• [PROBLEM REQUIREMENTS]: Using the material that follows, identify and copy each line with the string "habituellement".

[Dataset rows]
-- begin --

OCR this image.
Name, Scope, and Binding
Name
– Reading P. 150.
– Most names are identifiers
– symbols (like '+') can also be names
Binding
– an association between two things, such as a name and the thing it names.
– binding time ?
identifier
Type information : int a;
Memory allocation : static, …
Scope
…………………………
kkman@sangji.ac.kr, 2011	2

-- end --
-- begin --

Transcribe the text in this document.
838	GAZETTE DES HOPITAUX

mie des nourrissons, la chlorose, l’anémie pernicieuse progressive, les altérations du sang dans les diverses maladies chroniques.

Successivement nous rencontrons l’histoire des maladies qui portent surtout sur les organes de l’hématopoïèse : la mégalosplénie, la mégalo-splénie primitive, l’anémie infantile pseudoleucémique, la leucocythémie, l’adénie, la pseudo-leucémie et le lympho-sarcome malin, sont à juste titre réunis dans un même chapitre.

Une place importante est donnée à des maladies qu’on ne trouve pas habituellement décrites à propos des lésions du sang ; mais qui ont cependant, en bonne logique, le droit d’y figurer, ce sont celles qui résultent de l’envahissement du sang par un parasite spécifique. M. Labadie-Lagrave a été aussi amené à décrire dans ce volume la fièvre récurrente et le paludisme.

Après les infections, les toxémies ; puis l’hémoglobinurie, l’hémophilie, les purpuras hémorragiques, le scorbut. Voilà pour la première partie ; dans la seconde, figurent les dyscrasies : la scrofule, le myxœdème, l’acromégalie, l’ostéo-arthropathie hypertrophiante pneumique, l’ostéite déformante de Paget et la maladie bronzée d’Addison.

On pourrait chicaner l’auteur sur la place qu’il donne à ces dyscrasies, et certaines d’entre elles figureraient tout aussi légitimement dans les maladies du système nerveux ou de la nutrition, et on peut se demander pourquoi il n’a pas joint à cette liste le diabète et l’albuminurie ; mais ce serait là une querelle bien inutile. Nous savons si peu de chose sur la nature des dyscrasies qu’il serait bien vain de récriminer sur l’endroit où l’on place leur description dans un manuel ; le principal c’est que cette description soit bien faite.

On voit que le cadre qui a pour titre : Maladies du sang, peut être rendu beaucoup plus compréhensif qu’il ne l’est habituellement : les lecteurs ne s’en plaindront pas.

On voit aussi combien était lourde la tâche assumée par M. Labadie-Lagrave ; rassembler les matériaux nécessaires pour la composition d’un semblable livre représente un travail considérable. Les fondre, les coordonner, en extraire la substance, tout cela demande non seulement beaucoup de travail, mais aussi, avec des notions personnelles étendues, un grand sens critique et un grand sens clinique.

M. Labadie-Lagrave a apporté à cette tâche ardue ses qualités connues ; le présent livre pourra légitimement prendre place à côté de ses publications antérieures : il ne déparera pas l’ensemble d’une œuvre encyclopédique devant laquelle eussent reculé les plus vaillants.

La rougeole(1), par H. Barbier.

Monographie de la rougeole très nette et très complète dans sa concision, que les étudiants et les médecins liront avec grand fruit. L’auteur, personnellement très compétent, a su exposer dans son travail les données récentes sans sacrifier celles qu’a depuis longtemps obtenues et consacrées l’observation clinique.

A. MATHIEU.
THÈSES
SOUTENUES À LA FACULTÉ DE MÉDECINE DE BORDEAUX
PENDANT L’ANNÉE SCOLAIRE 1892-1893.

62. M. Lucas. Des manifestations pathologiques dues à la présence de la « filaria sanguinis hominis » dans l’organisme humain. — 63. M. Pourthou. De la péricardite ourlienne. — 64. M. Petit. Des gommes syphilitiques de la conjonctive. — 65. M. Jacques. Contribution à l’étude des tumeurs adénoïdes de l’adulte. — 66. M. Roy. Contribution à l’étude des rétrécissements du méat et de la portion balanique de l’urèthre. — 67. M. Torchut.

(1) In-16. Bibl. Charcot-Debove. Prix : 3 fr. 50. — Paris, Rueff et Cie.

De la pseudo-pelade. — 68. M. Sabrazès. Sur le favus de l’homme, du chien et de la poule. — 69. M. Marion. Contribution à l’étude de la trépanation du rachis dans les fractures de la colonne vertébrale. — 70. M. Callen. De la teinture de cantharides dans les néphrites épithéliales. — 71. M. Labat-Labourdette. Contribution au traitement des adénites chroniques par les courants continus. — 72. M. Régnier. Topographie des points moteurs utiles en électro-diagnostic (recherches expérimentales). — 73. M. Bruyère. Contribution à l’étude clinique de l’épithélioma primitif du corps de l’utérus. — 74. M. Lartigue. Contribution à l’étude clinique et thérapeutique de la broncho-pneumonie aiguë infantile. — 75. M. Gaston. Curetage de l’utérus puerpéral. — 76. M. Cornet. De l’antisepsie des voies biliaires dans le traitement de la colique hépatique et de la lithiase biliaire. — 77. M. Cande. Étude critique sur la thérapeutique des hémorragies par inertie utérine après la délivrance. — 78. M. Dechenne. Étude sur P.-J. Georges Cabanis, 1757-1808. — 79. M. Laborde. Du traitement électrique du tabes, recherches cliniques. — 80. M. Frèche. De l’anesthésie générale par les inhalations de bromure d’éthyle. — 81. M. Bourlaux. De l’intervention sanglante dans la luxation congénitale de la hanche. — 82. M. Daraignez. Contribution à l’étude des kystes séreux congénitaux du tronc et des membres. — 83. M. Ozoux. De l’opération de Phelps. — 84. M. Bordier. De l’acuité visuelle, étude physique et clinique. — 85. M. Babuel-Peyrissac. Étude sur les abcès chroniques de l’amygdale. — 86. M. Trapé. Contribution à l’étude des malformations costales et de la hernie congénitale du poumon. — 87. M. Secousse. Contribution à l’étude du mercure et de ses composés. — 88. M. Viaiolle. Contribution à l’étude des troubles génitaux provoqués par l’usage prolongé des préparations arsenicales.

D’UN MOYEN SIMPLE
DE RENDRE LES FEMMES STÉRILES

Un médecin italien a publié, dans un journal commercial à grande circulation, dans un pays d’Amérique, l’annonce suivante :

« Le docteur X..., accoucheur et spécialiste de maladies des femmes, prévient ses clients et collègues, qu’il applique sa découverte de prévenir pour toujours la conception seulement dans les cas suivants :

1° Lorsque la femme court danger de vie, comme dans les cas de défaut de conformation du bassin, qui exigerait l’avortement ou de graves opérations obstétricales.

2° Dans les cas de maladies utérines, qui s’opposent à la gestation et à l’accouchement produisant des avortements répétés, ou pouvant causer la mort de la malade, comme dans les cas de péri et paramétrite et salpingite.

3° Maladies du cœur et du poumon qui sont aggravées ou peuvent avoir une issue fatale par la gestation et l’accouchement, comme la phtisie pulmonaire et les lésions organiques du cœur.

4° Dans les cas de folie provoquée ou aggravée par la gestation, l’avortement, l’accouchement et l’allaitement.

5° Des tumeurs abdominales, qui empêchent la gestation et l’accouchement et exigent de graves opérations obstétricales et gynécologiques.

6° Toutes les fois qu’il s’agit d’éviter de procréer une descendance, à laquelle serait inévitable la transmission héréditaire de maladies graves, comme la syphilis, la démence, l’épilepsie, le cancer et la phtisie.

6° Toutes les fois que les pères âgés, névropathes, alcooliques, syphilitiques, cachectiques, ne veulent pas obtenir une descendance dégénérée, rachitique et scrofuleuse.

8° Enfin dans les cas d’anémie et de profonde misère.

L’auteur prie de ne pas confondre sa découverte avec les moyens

-- end --

• [RESPONSE]:
Une place importante est donnée à des maladies qu’on ne trouve pas habituellement décrites à propos des lésions du sang ; mais qui ont cependant, en bonne logique, le droit d’y figurer, ce sont celles qui résultent de l’envahissement du sang par un parasite spécifique. M. Labadie-Lagrave a été aussi amené à décrire dans ce volume la fièvre récurrente et le paludisme.
On voit que le cadre qui a pour titre : Maladies du sang, peut être rendu beaucoup plus compréhensif qu’il ne l’est habituellement : les lecteurs ne s’en plaindront pas.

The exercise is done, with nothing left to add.